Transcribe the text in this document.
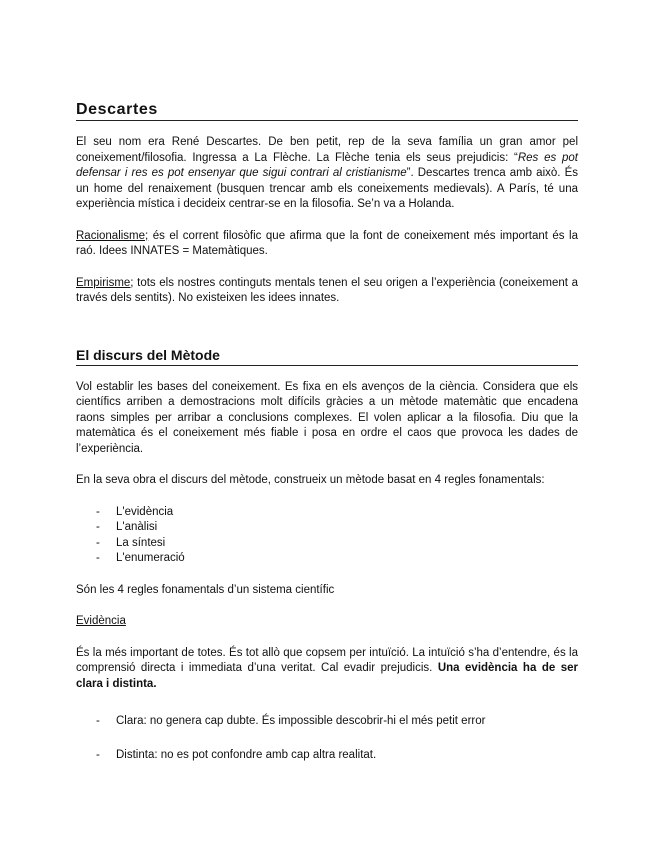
Descartes

El seu nom era René Descartes. De ben petit, rep de la seva família un gran amor pel coneixement/filosofia. Ingressa a La Flèche. La Flèche tenia els seus prejudicis: “Res es pot defensar i res es pot ensenyar que sigui contrari al cristianisme”. Descartes trenca amb això. És un home del renaixement (busquen trencar amb els coneixements medievals). A París, té una experiència mística i decideix centrar-se en la filosofia. Se’n va a Holanda.

Racionalisme; és el corrent filosòfic que afirma que la font de coneixement més important és la raó. Idees INNATES = Matemàtiques.

Empirisme; tots els nostres continguts mentals tenen el seu origen a l’experiència (coneixement a través dels sentits). No existeixen les idees innates.

El discurs del Mètode

Vol establir les bases del coneixement. Es fixa en els avenços de la ciència. Considera que els científics arriben a demostracions molt difícils gràcies a un mètode matemàtic que encadena raons simples per arribar a conclusions complexes. El volen aplicar a la filosofia. Diu que la matemàtica és el coneixement més fiable i posa en ordre el caos que provoca les dades de l’experiència.

En la seva obra el discurs del mètode, construeix un mètode basat en 4 regles fonamentals:

- L'evidència
- L'anàlisi
- La síntesi
- L'enumeració

Són les 4 regles fonamentals d’un sistema científic

Evidència

És la més important de totes. És tot allò que copsem per intuïció. La intuïció s’ha d’entendre, és la comprensió directa i immediata d’una veritat. Cal evadir prejudicis. Una evidència ha de ser clara i distinta.

- Clara: no genera cap dubte. És impossible descobrir-hi el més petit error
- Distinta: no es pot confondre amb cap altra realitat.
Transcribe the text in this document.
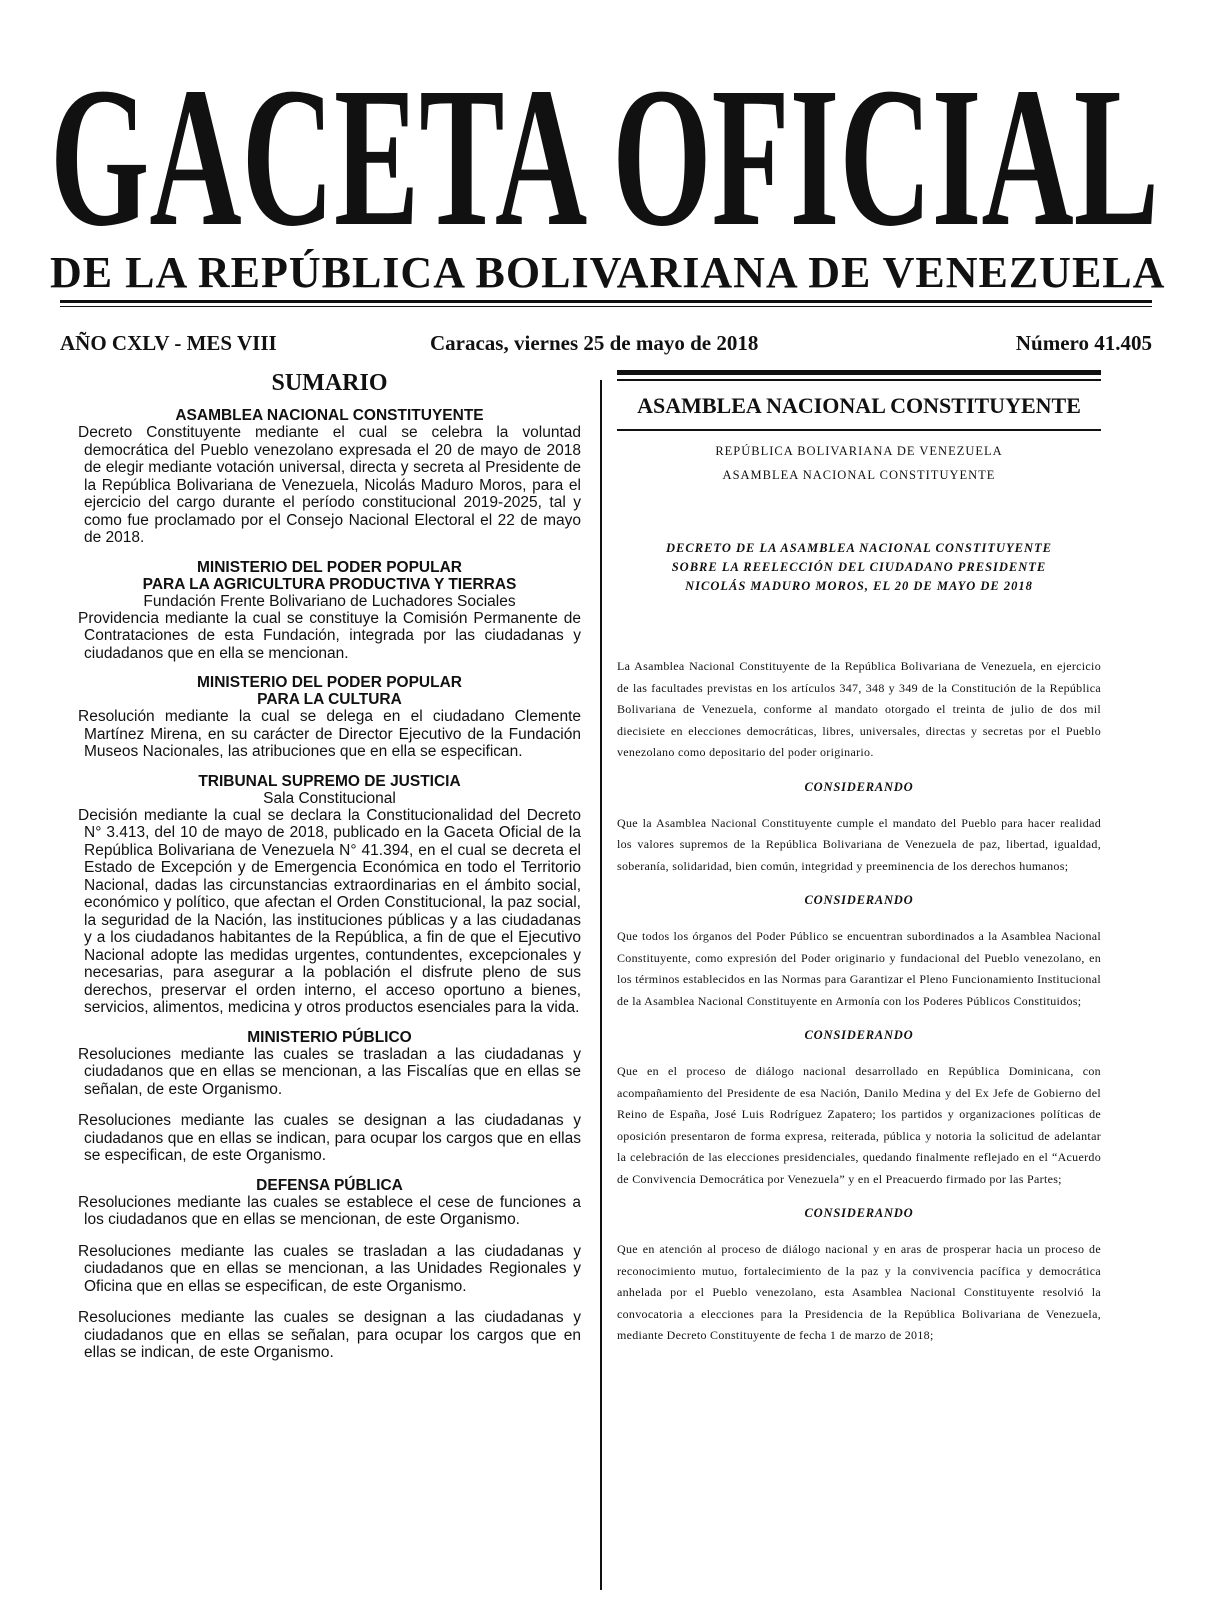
GACETA OFICIAL
DE LA REPÚBLICA BOLIVARIANA DE VENEZUELA
AÑO CXLV - MES VIII	Caracas, viernes 25 de mayo de 2018	Número 41.405
SUMARIO
ASAMBLEA NACIONAL CONSTITUYENTE

Decreto Constituyente mediante el cual se celebra la voluntad democrática del Pueblo venezolano expresada el 20 de mayo de 2018 de elegir mediante votación universal, directa y secreta al Presidente de la República Bolivariana de Venezuela, Nicolás Maduro Moros, para el ejercicio del cargo durante el período constitucional 2019-2025, tal y como fue proclamado por el Consejo Nacional Electoral el 22 de mayo de 2018.

MINISTERIO DEL PODER POPULAR
PARA LA AGRICULTURA PRODUCTIVA Y TIERRAS
Fundación Frente Bolivariano de Luchadores Sociales

Providencia mediante la cual se constituye la Comisión Permanente de Contrataciones de esta Fundación, integrada por las ciudadanas y ciudadanos que en ella se mencionan.

MINISTERIO DEL PODER POPULAR
PARA LA CULTURA

Resolución mediante la cual se delega en el ciudadano Clemente Martínez Mirena, en su carácter de Director Ejecutivo de la Fundación Museos Nacionales, las atribuciones que en ella se especifican.

TRIBUNAL SUPREMO DE JUSTICIA
Sala Constitucional

Decisión mediante la cual se declara la Constitucionalidad del Decreto N° 3.413, del 10 de mayo de 2018, publicado en la Gaceta Oficial de la República Bolivariana de Venezuela N° 41.394, en el cual se decreta el Estado de Excepción y de Emergencia Económica en todo el Territorio Nacional, dadas las circunstancias extraordinarias en el ámbito social, económico y político, que afectan el Orden Constitucional, la paz social, la seguridad de la Nación, las instituciones públicas y a las ciudadanas y a los ciudadanos habitantes de la República, a fin de que el Ejecutivo Nacional adopte las medidas urgentes, contundentes, excepcionales y necesarias, para asegurar a la población el disfrute pleno de sus derechos, preservar el orden interno, el acceso oportuno a bienes, servicios, alimentos, medicina y otros productos esenciales para la vida.

MINISTERIO PÚBLICO

Resoluciones mediante las cuales se trasladan a las ciudadanas y ciudadanos que en ellas se mencionan, a las Fiscalías que en ellas se señalan, de este Organismo.

Resoluciones mediante las cuales se designan a las ciudadanas y ciudadanos que en ellas se indican, para ocupar los cargos que en ellas se especifican, de este Organismo.

DEFENSA PÚBLICA

Resoluciones mediante las cuales se establece el cese de funciones a los ciudadanos que en ellas se mencionan, de este Organismo.

Resoluciones mediante las cuales se trasladan a las ciudadanas y ciudadanos que en ellas se mencionan, a las Unidades Regionales y Oficina que en ellas se especifican, de este Organismo.

Resoluciones mediante las cuales se designan a las ciudadanas y ciudadanos que en ellas se señalan, para ocupar los cargos que en ellas se indican, de este Organismo.

ASAMBLEA NACIONAL CONSTITUYENTE
REPÚBLICA BOLIVARIANA DE VENEZUELA
ASAMBLEA NACIONAL CONSTITUYENTE
DECRETO DE LA ASAMBLEA NACIONAL CONSTITUYENTE
SOBRE LA REELECCIÓN DEL CIUDADANO PRESIDENTE
NICOLÁS MADURO MOROS, EL 20 DE MAYO DE 2018

La Asamblea Nacional Constituyente de la República Bolivariana de Venezuela, en ejercicio de las facultades previstas en los artículos 347, 348 y 349 de la Constitución de la República Bolivariana de Venezuela, conforme al mandato otorgado el treinta de julio de dos mil diecisiete en elecciones democráticas, libres, universales, directas y secretas por el Pueblo venezolano como depositario del poder originario.

CONSIDERANDO

Que la Asamblea Nacional Constituyente cumple el mandato del Pueblo para hacer realidad los valores supremos de la República Bolivariana de Venezuela de paz, libertad, igualdad, soberanía, solidaridad, bien común, integridad y preeminencia de los derechos humanos;

CONSIDERANDO

Que todos los órganos del Poder Público se encuentran subordinados a la Asamblea Nacional Constituyente, como expresión del Poder originario y fundacional del Pueblo venezolano, en los términos establecidos en las Normas para Garantizar el Pleno Funcionamiento Institucional de la Asamblea Nacional Constituyente en Armonía con los Poderes Públicos Constituidos;

CONSIDERANDO

Que en el proceso de diálogo nacional desarrollado en República Dominicana, con acompañamiento del Presidente de esa Nación, Danilo Medina y del Ex Jefe de Gobierno del Reino de España, José Luis Rodríguez Zapatero; los partidos y organizaciones políticas de oposición presentaron de forma expresa, reiterada, pública y notoria la solicitud de adelantar la celebración de las elecciones presidenciales, quedando finalmente reflejado en el “Acuerdo de Convivencia Democrática por Venezuela” y en el Preacuerdo firmado por las Partes;

CONSIDERANDO

Que en atención al proceso de diálogo nacional y en aras de prosperar hacia un proceso de reconocimiento mutuo, fortalecimiento de la paz y la convivencia pacífica y democrática anhelada por el Pueblo venezolano, esta Asamblea Nacional Constituyente resolvió la convocatoria a elecciones para la Presidencia de la República Bolivariana de Venezuela, mediante Decreto Constituyente de fecha 1 de marzo de 2018;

Task to complete:
Quote the entries in full. Any image among them is to be omitted from the copy.

Finished task:
Transcribe the text in this document.
Descartes

El seu nom era René Descartes. De ben petit, rep de la seva família un gran amor pel coneixement/filosofia. Ingressa a La Flèche. La Flèche tenia els seus prejudicis: “Res es pot defensar i res es pot ensenyar que sigui contrari al cristianisme”. Descartes trenca amb això. És un home del renaixement (busquen trencar amb els coneixements medievals). A París, té una experiència mística i decideix centrar-se en la filosofia. Se’n va a Holanda.

Racionalisme; és el corrent filosòfic que afirma que la font de coneixement més important és la raó. Idees INNATES = Matemàtiques.

Empirisme; tots els nostres continguts mentals tenen el seu origen a l’experiència (coneixement a través dels sentits). No existeixen les idees innates.

El discurs del Mètode

Vol establir les bases del coneixement. Es fixa en els avenços de la ciència. Considera que els científics arriben a demostracions molt difícils gràcies a un mètode matemàtic que encadena raons simples per arribar a conclusions complexes. El volen aplicar a la filosofia. Diu que la matemàtica és el coneixement més fiable i posa en ordre el caos que provoca les dades de l’experiència.

En la seva obra el discurs del mètode, construeix un mètode basat en 4 regles fonamentals:

- L'evidència
- L'anàlisi
- La síntesi
- L'enumeració

Són les 4 regles fonamentals d’un sistema científic

Evidència

És la més important de totes. És tot allò que copsem per intuïció. La intuïció s’ha d’entendre, és la comprensió directa i immediata d’una veritat. Cal evadir prejudicis. Una evidència ha de ser clara i distinta.

- Clara: no genera cap dubte. És impossible descobrir-hi el més petit error
- Distinta: no es pot confondre amb cap altra realitat.
Transcribe the text in this document.
GACETA OFICIAL
DE LA REPÚBLICA BOLIVARIANA DE VENEZUELA
AÑO CXLV - MES VIII	Caracas, viernes 25 de mayo de 2018	Número 41.405
SUMARIO
ASAMBLEA NACIONAL CONSTITUYENTE

Decreto Constituyente mediante el cual se celebra la voluntad democrática del Pueblo venezolano expresada el 20 de mayo de 2018 de elegir mediante votación universal, directa y secreta al Presidente de la República Bolivariana de Venezuela, Nicolás Maduro Moros, para el ejercicio del cargo durante el período constitucional 2019-2025, tal y como fue proclamado por el Consejo Nacional Electoral el 22 de mayo de 2018.

MINISTERIO DEL PODER POPULAR
PARA LA AGRICULTURA PRODUCTIVA Y TIERRAS
Fundación Frente Bolivariano de Luchadores Sociales

Providencia mediante la cual se constituye la Comisión Permanente de Contrataciones de esta Fundación, integrada por las ciudadanas y ciudadanos que en ella se mencionan.

MINISTERIO DEL PODER POPULAR
PARA LA CULTURA

Resolución mediante la cual se delega en el ciudadano Clemente Martínez Mirena, en su carácter de Director Ejecutivo de la Fundación Museos Nacionales, las atribuciones que en ella se especifican.

TRIBUNAL SUPREMO DE JUSTICIA
Sala Constitucional

Decisión mediante la cual se declara la Constitucionalidad del Decreto N° 3.413, del 10 de mayo de 2018, publicado en la Gaceta Oficial de la República Bolivariana de Venezuela N° 41.394, en el cual se decreta el Estado de Excepción y de Emergencia Económica en todo el Territorio Nacional, dadas las circunstancias extraordinarias en el ámbito social, económico y político, que afectan el Orden Constitucional, la paz social, la seguridad de la Nación, las instituciones públicas y a las ciudadanas y a los ciudadanos habitantes de la República, a fin de que el Ejecutivo Nacional adopte las medidas urgentes, contundentes, excepcionales y necesarias, para asegurar a la población el disfrute pleno de sus derechos, preservar el orden interno, el acceso oportuno a bienes, servicios, alimentos, medicina y otros productos esenciales para la vida.

MINISTERIO PÚBLICO

Resoluciones mediante las cuales se trasladan a las ciudadanas y ciudadanos que en ellas se mencionan, a las Fiscalías que en ellas se señalan, de este Organismo.

Resoluciones mediante las cuales se designan a las ciudadanas y ciudadanos que en ellas se indican, para ocupar los cargos que en ellas se especifican, de este Organismo.

DEFENSA PÚBLICA

Resoluciones mediante las cuales se establece el cese de funciones a los ciudadanos que en ellas se mencionan, de este Organismo.

Resoluciones mediante las cuales se trasladan a las ciudadanas y ciudadanos que en ellas se mencionan, a las Unidades Regionales y Oficina que en ellas se especifican, de este Organismo.

Resoluciones mediante las cuales se designan a las ciudadanas y ciudadanos que en ellas se señalan, para ocupar los cargos que en ellas se indican, de este Organismo.

ASAMBLEA NACIONAL CONSTITUYENTE
REPÚBLICA BOLIVARIANA DE VENEZUELA
ASAMBLEA NACIONAL CONSTITUYENTE
DECRETO DE LA ASAMBLEA NACIONAL CONSTITUYENTE
SOBRE LA REELECCIÓN DEL CIUDADANO PRESIDENTE
NICOLÁS MADURO MOROS, EL 20 DE MAYO DE 2018

La Asamblea Nacional Constituyente de la República Bolivariana de Venezuela, en ejercicio de las facultades previstas en los artículos 347, 348 y 349 de la Constitución de la República Bolivariana de Venezuela, conforme al mandato otorgado el treinta de julio de dos mil diecisiete en elecciones democráticas, libres, universales, directas y secretas por el Pueblo venezolano como depositario del poder originario.

CONSIDERANDO

Que la Asamblea Nacional Constituyente cumple el mandato del Pueblo para hacer realidad los valores supremos de la República Bolivariana de Venezuela de paz, libertad, igualdad, soberanía, solidaridad, bien común, integridad y preeminencia de los derechos humanos;

CONSIDERANDO

Que todos los órganos del Poder Público se encuentran subordinados a la Asamblea Nacional Constituyente, como expresión del Poder originario y fundacional del Pueblo venezolano, en los términos establecidos en las Normas para Garantizar el Pleno Funcionamiento Institucional de la Asamblea Nacional Constituyente en Armonía con los Poderes Públicos Constituidos;

CONSIDERANDO

Que en el proceso de diálogo nacional desarrollado en República Dominicana, con acompañamiento del Presidente de esa Nación, Danilo Medina y del Ex Jefe de Gobierno del Reino de España, José Luis Rodríguez Zapatero; los partidos y organizaciones políticas de oposición presentaron de forma expresa, reiterada, pública y notoria la solicitud de adelantar la celebración de las elecciones presidenciales, quedando finalmente reflejado en el “Acuerdo de Convivencia Democrática por Venezuela” y en el Preacuerdo firmado por las Partes;

CONSIDERANDO

Que en atención al proceso de diálogo nacional y en aras de prosperar hacia un proceso de reconocimiento mutuo, fortalecimiento de la paz y la convivencia pacífica y democrática anhelada por el Pueblo venezolano, esta Asamblea Nacional Constituyente resolvió la convocatoria a elecciones para la Presidencia de la República Bolivariana de Venezuela, mediante Decreto Constituyente de fecha 1 de marzo de 2018;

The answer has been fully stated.